• [Goal]
Pictures do not belong in the copy; restate the records below word for word.

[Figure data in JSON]
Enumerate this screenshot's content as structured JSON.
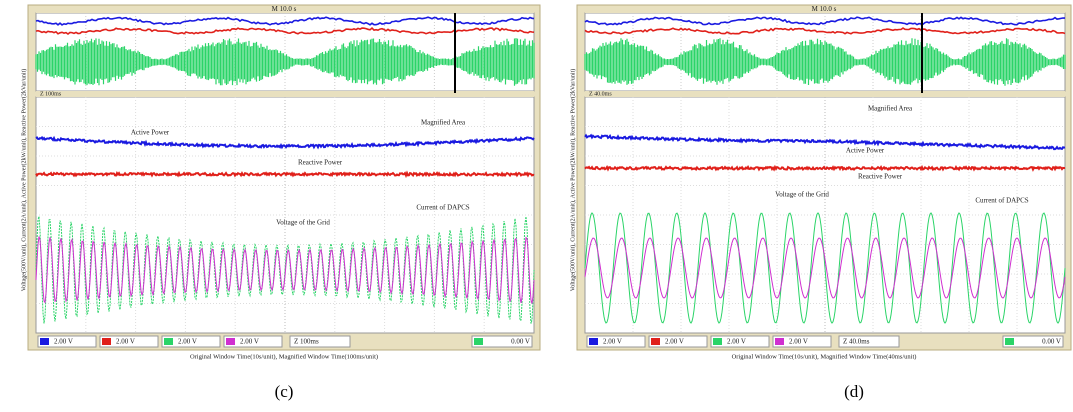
{
  "panels": [
    {
      "caption": "(c)",
      "overview_time": "M 10.0 s",
      "magnified_label": "Magnified Area",
      "active_power": "Active Power",
      "reactive_power": "Reactive Power",
      "grid_voltage": "Voltage of the Grid",
      "dapcs_current": "Current of DAPCS",
      "channels": [
        "2.00 V",
        "2.00 V",
        "2.00 V",
        "2.00 V"
      ],
      "timebase": "Z 100ms",
      "trigger": "0.00 V",
      "y_label": "Voltage(500V/unit), Current(2A/unit), Active Power(2kW/unit), Reactive Power(2kVar/unit)",
      "x_label": "Original Window Time(10s/unit), Magnified Window Time(100ms/unit)"
    },
    {
      "caption": "(d)",
      "overview_time": "M 10.0 s",
      "magnified_label": "Magnified Area",
      "active_power": "Active Power",
      "reactive_power": "Reactive Power",
      "grid_voltage": "Voltage of the Grid",
      "dapcs_current": "Current of DAPCS",
      "channels": [
        "2.00 V",
        "2.00 V",
        "2.00 V",
        "2.00 V"
      ],
      "timebase": "Z 40.0ms",
      "trigger": "0.00 V",
      "y_label": "Voltage(500V/unit), Current(2A/unit), Active Power(2kW/unit), Reactive Power(2kVar/unit)",
      "x_label": "Original Window Time(10s/unit), Magnified Window Time(40ms/unit)"
    }
  ]
}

• [The completed task]
Enumerate this screenshot's content as structured JSON.
{
  "panels": [
    {
      "caption": "(c)",
      "overview_time": "M 10.0 s",
      "magnified_label": "Magnified Area",
      "active_power": "Active Power",
      "reactive_power": "Reactive Power",
      "grid_voltage": "Voltage of the Grid",
      "dapcs_current": "Current of DAPCS",
      "channels": [
        "2.00 V",
        "2.00 V",
        "2.00 V",
        "2.00 V"
      ],
      "timebase": "Z 100ms",
      "trigger": "0.00 V",
      "y_label": "Voltage(500V/unit), Current(2A/unit), Active Power(2kW/unit), Reactive Power(2kVar/unit)",
      "x_label": "Original Window Time(10s/unit), Magnified Window Time(100ms/unit)"
    },
    {
      "caption": "(d)",
      "overview_time": "M 10.0 s",
      "magnified_label": "Magnified Area",
      "active_power": "Active Power",
      "reactive_power": "Reactive Power",
      "grid_voltage": "Voltage of the Grid",
      "dapcs_current": "Current of DAPCS",
      "channels": [
        "2.00 V",
        "2.00 V",
        "2.00 V",
        "2.00 V"
      ],
      "timebase": "Z 40.0ms",
      "trigger": "0.00 V",
      "y_label": "Voltage(500V/unit), Current(2A/unit), Active Power(2kW/unit), Reactive Power(2kVar/unit)",
      "x_label": "Original Window Time(10s/unit), Magnified Window Time(40ms/unit)"
    }
  ]
}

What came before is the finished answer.